■ What is asked ■
Return the lines where the word "visible" occurs.

··· Input data ···

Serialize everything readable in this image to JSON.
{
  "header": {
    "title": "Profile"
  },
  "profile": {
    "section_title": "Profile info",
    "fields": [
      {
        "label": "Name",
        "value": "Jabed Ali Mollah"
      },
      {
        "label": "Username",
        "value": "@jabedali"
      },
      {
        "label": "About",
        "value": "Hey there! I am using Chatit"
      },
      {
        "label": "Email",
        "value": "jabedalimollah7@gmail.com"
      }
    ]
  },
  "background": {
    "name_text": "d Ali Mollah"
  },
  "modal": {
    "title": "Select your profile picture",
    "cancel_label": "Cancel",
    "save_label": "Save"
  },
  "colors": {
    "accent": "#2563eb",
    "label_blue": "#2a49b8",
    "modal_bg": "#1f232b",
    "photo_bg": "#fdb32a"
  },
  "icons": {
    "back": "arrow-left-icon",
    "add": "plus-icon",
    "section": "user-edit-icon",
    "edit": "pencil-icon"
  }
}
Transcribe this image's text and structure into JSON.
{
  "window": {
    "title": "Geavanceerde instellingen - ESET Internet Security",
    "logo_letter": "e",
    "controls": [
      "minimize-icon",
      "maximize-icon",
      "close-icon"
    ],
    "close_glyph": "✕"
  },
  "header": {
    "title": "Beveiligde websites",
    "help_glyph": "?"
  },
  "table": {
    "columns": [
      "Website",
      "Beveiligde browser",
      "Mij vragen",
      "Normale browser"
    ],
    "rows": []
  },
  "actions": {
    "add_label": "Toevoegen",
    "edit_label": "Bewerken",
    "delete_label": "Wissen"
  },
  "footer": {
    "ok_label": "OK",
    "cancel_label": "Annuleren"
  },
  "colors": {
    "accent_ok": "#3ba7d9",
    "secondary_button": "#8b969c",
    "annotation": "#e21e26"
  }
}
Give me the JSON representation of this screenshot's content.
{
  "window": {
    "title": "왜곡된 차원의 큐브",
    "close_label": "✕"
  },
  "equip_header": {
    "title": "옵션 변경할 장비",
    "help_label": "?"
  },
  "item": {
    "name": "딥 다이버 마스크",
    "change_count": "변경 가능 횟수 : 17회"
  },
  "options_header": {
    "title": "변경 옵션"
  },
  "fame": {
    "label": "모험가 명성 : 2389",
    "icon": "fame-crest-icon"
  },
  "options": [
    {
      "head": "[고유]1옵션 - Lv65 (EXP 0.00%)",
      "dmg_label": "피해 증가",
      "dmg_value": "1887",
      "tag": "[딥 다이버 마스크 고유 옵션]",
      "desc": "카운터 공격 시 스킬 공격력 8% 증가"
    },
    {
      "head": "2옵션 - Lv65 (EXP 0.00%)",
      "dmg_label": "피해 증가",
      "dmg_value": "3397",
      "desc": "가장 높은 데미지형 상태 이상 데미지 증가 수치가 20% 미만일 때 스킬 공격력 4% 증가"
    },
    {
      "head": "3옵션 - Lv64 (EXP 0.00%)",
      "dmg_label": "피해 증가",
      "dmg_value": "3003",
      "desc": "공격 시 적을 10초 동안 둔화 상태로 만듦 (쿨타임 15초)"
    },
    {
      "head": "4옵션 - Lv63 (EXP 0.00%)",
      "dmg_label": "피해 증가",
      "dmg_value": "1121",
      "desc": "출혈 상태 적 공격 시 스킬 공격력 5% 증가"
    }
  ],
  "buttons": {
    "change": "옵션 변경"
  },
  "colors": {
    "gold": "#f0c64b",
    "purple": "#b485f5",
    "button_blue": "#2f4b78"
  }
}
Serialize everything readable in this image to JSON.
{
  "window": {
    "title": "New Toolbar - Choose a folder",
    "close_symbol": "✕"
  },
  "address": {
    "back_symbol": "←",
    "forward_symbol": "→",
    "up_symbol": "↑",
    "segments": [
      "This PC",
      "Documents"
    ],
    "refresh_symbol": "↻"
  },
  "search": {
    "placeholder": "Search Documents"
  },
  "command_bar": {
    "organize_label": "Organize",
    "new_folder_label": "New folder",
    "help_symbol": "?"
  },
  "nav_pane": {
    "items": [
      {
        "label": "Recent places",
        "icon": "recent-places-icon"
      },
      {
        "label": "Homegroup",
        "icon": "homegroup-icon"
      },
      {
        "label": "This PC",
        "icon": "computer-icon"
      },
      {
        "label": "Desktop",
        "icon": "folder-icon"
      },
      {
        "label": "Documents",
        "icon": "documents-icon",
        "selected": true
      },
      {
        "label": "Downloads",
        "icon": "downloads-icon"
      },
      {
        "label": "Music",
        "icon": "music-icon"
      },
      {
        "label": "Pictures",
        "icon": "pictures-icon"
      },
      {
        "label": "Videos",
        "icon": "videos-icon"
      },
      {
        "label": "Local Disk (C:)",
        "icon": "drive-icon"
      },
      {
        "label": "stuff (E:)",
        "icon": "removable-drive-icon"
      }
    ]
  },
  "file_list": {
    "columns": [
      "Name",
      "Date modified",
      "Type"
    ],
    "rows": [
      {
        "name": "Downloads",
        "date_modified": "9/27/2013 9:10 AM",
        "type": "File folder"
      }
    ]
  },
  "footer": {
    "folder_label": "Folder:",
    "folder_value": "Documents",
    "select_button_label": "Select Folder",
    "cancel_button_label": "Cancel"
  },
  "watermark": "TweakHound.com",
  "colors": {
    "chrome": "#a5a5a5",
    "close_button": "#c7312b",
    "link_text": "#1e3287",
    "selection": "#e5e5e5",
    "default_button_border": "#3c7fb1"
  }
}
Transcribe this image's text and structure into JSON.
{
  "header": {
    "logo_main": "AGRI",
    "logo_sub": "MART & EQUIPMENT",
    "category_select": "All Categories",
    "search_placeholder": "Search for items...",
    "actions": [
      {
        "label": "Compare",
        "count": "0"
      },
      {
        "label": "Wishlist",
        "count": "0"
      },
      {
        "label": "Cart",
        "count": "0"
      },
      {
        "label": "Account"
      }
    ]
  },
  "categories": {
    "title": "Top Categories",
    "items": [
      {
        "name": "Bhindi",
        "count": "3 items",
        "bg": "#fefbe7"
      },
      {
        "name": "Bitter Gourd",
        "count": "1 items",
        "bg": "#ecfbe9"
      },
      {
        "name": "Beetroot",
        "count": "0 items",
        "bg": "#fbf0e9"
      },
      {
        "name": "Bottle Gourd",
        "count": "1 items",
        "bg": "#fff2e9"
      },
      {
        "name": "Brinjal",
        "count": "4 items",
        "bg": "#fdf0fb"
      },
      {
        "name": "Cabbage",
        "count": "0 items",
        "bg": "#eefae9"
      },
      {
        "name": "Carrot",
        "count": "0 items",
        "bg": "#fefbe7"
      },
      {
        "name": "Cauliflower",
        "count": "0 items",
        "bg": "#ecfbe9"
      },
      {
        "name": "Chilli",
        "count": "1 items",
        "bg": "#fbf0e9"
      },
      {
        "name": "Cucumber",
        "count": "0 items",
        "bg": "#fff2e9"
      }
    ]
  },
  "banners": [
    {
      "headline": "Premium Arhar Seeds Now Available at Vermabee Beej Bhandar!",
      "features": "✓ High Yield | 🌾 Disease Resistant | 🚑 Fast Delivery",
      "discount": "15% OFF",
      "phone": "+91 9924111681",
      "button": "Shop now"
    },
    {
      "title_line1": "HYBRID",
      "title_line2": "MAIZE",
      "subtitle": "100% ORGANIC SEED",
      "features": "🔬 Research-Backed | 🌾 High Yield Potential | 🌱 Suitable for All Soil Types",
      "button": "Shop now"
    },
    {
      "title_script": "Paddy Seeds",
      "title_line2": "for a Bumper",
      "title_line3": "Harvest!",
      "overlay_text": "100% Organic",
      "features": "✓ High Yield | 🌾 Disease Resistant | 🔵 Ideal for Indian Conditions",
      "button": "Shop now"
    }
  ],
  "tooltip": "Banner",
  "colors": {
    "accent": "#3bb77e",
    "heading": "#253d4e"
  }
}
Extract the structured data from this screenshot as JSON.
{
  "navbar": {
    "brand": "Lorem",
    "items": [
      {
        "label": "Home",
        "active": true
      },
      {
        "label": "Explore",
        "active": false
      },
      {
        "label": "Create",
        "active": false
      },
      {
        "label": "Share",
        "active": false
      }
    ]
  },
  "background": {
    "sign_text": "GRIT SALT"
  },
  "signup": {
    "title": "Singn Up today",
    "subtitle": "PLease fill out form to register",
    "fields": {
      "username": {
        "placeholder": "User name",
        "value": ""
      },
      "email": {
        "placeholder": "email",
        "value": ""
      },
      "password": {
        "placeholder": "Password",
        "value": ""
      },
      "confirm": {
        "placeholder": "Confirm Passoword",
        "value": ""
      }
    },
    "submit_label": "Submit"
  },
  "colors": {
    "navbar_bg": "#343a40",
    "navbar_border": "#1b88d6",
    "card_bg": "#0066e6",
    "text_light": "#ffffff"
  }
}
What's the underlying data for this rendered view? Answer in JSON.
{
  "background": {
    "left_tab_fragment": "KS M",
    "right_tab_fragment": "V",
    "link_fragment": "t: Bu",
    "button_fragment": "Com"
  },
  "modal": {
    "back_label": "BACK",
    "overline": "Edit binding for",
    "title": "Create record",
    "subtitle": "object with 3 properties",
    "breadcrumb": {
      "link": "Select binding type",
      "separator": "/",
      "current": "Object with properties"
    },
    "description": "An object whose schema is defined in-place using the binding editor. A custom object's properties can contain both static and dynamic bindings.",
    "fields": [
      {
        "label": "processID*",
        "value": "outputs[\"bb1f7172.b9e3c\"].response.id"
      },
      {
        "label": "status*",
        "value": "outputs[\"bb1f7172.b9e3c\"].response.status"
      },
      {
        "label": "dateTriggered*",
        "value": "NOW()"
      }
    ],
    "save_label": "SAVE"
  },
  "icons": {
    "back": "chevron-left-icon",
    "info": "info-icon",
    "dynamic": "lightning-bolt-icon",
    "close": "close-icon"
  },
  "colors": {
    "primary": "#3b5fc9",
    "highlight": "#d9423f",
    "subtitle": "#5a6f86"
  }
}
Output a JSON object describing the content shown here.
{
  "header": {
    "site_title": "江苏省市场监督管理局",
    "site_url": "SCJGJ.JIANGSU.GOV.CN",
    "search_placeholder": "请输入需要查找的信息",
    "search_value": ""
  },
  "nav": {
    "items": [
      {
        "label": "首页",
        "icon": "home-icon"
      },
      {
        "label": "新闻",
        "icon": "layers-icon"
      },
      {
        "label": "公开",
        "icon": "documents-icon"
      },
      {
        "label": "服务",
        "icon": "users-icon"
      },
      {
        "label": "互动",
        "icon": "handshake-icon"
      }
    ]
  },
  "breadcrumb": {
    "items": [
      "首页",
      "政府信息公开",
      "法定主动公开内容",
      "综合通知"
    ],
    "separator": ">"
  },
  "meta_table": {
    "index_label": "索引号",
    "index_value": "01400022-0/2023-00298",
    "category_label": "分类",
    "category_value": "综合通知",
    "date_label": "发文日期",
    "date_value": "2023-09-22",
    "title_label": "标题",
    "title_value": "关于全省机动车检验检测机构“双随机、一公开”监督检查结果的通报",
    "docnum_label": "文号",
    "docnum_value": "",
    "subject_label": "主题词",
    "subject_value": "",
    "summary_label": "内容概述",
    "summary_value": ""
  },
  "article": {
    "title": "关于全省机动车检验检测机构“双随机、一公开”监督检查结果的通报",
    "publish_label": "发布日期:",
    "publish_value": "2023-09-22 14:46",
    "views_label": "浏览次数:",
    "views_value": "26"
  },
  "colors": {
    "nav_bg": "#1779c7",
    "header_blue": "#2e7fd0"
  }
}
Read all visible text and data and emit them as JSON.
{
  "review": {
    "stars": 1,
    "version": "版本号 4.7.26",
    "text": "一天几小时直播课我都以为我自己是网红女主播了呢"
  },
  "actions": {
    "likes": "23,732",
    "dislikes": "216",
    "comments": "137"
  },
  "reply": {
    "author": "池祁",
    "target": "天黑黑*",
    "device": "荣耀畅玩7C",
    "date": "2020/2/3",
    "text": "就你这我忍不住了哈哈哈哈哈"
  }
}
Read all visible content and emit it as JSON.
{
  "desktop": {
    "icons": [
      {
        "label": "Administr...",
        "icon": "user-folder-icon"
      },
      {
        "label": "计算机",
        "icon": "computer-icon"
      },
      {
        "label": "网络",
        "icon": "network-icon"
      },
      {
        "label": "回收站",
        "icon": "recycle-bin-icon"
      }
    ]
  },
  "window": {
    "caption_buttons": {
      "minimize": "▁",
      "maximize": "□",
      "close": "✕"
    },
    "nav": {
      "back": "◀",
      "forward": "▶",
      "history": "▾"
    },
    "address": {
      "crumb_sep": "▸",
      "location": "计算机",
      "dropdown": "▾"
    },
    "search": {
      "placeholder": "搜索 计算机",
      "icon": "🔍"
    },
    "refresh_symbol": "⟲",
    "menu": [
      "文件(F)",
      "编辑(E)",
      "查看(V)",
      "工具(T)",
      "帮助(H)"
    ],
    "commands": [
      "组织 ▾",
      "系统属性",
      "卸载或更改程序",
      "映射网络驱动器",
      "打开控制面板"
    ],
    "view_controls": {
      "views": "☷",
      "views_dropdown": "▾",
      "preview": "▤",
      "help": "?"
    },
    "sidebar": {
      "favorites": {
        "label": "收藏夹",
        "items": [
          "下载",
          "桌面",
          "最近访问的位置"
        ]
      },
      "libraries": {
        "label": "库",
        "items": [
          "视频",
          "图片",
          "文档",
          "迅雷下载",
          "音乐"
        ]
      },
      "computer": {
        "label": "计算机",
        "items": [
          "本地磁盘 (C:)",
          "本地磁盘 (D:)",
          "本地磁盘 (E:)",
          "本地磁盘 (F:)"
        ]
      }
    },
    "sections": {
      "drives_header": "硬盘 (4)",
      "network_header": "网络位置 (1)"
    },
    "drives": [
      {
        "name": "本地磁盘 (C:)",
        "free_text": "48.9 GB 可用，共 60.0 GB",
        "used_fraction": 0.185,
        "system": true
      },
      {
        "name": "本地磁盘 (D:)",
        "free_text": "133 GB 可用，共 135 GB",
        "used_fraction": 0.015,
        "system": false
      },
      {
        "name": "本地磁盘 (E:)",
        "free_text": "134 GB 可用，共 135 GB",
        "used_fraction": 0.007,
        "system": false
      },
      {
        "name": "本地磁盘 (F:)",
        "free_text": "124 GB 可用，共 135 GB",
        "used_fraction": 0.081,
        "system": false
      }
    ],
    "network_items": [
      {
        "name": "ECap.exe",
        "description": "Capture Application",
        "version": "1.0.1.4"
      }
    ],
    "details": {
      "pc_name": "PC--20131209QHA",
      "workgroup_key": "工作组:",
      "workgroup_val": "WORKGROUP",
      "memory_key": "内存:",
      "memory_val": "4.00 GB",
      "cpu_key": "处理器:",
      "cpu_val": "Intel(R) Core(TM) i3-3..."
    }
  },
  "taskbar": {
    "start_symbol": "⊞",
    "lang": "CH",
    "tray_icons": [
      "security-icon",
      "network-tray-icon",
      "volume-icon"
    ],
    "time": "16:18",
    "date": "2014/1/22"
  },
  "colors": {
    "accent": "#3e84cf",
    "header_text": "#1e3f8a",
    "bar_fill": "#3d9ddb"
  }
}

···

■ Solution to the problem ■
Read all visible text and data and emit them as JSON.
Read all visible content and emit it as JSON.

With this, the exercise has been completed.